# GIVEN EXERCISE
In the listing below, locate the lines that hold "observando" and copy them.

** Start RECORD LIST **

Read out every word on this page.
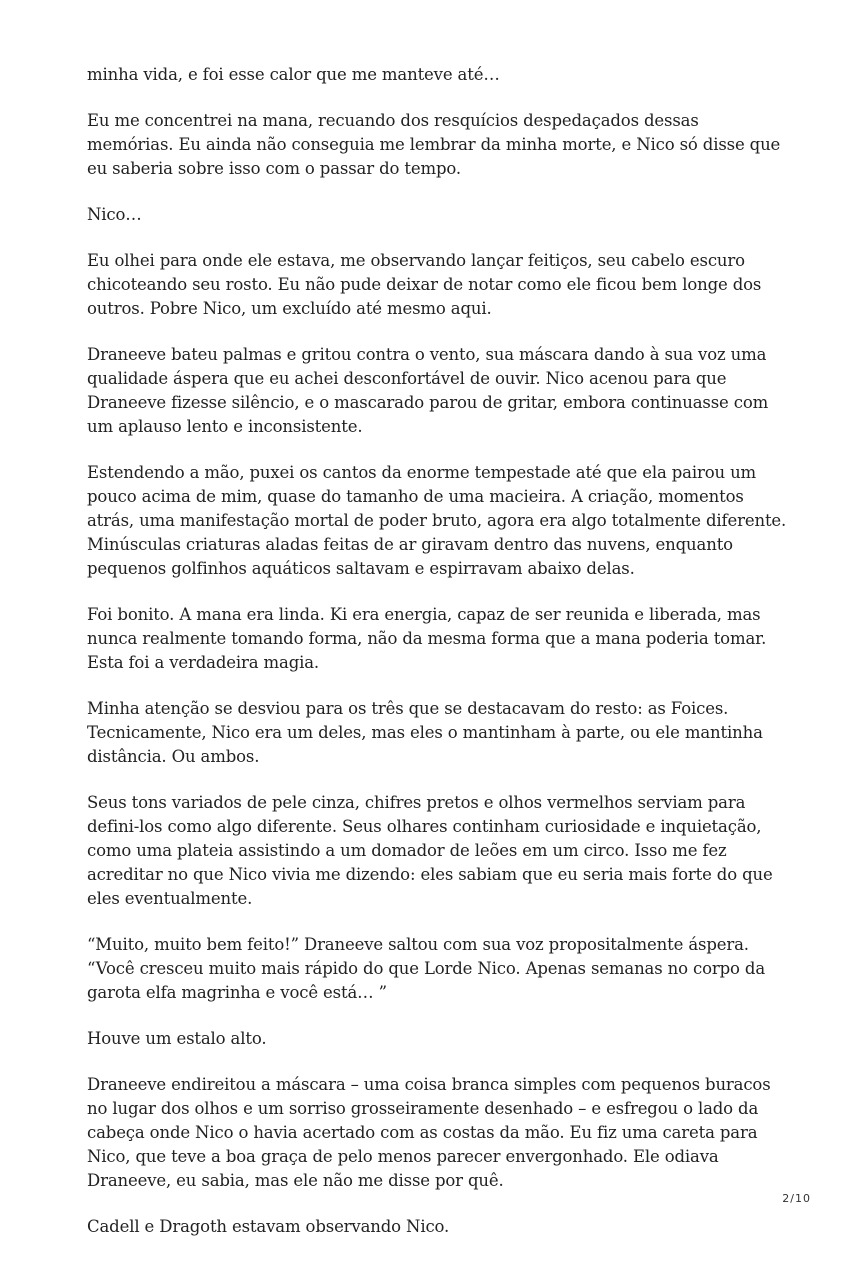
minha vida, e foi esse calor que me manteve até…

Eu me concentrei na mana, recuando dos resquícios despedaçados dessas memórias. Eu ainda não conseguia me lembrar da minha morte, e Nico só disse que eu saberia sobre isso com o passar do tempo.

Nico…

Eu olhei para onde ele estava, me observando lançar feitiços, seu cabelo escuro chicoteando seu rosto. Eu não pude deixar de notar como ele ficou bem longe dos outros. Pobre Nico, um excluído até mesmo aqui.

Draneeve bateu palmas e gritou contra o vento, sua máscara dando à sua voz uma qualidade áspera que eu achei desconfortável de ouvir. Nico acenou para que Draneeve fizesse silêncio, e o mascarado parou de gritar, embora continuasse com um aplauso lento e inconsistente.

Estendendo a mão, puxei os cantos da enorme tempestade até que ela pairou um pouco acima de mim, quase do tamanho de uma macieira. A criação, momentos atrás, uma manifestação mortal de poder bruto, agora era algo totalmente diferente. Minúsculas criaturas aladas feitas de ar giravam dentro das nuvens, enquanto pequenos golfinhos aquáticos saltavam e espirravam abaixo delas.

Foi bonito. A mana era linda. Ki era energia, capaz de ser reunida e liberada, mas nunca realmente tomando forma, não da mesma forma que a mana poderia tomar. Esta foi a verdadeira magia.

Minha atenção se desviou para os três que se destacavam do resto: as Foices. Tecnicamente, Nico era um deles, mas eles o mantinham à parte, ou ele mantinha distância. Ou ambos.

Seus tons variados de pele cinza, chifres pretos e olhos vermelhos serviam para defini-los como algo diferente. Seus olhares continham curiosidade e inquietação, como uma plateia assistindo a um domador de leões em um circo. Isso me fez acreditar no que Nico vivia me dizendo: eles sabiam que eu seria mais forte do que eles eventualmente.

“Muito, muito bem feito!” Draneeve saltou com sua voz propositalmente áspera. “Você cresceu muito mais rápido do que Lorde Nico. Apenas semanas no corpo da garota elfa magrinha e você está… ”

Houve um estalo alto.

Draneeve endireitou a máscara – uma coisa branca simples com pequenos buracos no lugar dos olhos e um sorriso grosseiramente desenhado – e esfregou o lado da cabeça onde Nico o havia acertado com as costas da mão. Eu fiz uma careta para Nico, que teve a boa graça de pelo menos parecer envergonhado. Ele odiava Draneeve, eu sabia, mas ele não me disse por quê.

Cadell e Dragoth estavam observando Nico.

2/10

** End RECORD LIST **

# FULL SOLUTION
Eu olhei para onde ele estava, me observando lançar feitiços, seu cabelo escuro chicoteando seu rosto. Eu não pude deixar de notar como ele ficou bem longe dos outros. Pobre Nico, um excluído até mesmo aqui.
Cadell e Dragoth estavam observando Nico.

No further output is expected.